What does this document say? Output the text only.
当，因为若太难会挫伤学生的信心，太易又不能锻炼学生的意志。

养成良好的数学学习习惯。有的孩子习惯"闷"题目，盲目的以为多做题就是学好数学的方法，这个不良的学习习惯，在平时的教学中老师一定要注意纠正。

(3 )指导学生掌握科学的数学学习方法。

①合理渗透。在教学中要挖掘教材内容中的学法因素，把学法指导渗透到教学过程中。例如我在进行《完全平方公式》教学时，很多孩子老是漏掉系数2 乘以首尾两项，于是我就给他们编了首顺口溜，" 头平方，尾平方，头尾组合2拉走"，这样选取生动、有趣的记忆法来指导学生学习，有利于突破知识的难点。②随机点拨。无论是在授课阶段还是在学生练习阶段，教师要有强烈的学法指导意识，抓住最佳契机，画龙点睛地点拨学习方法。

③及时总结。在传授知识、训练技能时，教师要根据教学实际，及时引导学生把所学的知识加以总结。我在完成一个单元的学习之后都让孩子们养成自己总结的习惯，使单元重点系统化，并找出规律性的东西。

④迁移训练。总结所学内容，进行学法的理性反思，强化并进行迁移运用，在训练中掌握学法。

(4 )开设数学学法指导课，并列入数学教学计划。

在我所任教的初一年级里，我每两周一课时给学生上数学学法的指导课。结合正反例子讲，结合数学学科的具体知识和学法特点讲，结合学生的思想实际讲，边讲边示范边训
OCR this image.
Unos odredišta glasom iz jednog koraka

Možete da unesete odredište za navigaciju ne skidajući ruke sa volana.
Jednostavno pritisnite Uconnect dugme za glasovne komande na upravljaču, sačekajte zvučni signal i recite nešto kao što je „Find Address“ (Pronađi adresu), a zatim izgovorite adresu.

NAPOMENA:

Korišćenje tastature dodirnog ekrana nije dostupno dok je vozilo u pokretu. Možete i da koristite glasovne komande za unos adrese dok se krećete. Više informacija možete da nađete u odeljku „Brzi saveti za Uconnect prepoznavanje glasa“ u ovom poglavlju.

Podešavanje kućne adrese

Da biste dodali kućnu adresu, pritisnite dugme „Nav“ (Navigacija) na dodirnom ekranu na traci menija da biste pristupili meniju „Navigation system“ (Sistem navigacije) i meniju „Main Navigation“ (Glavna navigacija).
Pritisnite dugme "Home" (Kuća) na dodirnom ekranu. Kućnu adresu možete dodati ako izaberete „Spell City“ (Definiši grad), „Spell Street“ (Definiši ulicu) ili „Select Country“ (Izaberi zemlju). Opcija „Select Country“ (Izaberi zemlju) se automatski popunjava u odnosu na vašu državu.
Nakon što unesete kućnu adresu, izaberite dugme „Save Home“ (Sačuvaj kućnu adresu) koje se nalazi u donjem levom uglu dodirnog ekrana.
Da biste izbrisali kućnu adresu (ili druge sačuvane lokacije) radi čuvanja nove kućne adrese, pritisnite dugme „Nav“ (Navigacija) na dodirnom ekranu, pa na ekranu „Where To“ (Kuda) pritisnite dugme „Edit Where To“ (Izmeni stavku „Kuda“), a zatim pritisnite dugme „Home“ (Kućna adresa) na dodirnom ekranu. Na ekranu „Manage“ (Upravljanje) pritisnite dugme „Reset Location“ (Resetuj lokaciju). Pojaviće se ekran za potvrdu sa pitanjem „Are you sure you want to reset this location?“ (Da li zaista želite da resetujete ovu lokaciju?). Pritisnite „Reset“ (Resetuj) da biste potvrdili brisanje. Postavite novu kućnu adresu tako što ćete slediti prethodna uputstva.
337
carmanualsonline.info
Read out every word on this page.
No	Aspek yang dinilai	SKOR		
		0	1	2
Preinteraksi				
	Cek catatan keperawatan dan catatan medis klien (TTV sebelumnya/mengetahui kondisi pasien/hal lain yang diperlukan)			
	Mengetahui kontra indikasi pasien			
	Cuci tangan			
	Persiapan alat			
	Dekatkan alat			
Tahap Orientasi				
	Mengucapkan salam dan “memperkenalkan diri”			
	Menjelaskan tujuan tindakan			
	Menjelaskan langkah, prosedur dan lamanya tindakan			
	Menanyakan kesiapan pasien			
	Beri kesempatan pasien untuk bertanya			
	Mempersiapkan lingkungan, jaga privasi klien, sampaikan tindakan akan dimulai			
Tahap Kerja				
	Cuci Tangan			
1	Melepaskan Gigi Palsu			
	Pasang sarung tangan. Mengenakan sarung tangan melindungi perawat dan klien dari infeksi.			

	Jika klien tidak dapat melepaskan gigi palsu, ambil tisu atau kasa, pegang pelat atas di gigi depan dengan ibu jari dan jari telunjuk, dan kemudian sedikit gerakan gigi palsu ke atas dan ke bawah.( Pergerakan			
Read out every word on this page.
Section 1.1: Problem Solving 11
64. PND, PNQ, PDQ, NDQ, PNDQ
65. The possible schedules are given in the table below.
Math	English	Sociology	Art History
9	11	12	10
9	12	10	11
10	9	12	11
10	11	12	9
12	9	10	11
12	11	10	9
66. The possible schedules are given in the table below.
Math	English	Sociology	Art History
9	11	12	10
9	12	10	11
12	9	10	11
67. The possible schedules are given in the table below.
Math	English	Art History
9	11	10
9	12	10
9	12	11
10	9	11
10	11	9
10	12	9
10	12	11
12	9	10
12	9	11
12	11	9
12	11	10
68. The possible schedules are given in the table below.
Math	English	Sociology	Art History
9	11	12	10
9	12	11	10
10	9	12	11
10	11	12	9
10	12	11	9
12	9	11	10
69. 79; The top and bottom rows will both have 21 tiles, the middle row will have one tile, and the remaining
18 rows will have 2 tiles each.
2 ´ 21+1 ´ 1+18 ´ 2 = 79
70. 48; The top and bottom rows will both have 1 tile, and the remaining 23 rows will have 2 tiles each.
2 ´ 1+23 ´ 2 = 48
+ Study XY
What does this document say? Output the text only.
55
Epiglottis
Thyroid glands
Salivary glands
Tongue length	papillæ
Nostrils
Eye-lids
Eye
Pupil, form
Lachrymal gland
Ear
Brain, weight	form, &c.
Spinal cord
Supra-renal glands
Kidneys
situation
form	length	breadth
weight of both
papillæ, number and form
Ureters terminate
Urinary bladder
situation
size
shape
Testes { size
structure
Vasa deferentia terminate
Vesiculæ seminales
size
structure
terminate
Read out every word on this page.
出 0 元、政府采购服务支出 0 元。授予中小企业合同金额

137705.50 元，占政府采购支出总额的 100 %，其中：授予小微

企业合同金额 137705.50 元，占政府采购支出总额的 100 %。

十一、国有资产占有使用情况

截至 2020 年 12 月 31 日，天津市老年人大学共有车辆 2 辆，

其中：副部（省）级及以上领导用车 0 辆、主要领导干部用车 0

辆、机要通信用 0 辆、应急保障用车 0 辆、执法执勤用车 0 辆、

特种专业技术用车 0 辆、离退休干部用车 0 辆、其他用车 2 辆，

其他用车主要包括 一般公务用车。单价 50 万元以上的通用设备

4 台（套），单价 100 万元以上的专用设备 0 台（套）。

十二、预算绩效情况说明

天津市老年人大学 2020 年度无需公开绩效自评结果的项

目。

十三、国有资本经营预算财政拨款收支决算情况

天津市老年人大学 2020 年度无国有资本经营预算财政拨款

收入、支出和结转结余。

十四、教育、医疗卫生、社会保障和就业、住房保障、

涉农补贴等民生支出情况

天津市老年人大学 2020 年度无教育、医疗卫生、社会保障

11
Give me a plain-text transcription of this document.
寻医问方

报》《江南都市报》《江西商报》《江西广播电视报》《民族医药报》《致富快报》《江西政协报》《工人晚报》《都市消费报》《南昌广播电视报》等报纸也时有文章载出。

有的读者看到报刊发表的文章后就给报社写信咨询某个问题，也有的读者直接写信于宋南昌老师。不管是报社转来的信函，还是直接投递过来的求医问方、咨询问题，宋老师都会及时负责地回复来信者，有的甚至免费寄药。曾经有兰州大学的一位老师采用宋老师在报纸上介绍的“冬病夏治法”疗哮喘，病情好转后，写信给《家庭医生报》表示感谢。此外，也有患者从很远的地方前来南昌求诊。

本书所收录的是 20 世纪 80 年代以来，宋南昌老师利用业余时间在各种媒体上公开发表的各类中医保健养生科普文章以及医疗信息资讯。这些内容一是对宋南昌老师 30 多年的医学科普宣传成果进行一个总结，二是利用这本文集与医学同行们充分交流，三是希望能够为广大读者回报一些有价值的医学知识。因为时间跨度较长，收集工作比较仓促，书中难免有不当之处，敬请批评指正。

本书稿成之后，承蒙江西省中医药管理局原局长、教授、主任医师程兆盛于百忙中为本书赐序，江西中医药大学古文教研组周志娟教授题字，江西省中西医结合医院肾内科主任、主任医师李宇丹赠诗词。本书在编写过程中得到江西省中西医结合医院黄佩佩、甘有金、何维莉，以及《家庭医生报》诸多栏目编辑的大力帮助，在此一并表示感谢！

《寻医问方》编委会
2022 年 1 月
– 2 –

**Requirements:** Only a number is needed: how many lines of the material above contain "yang"?

**Full answer:** 2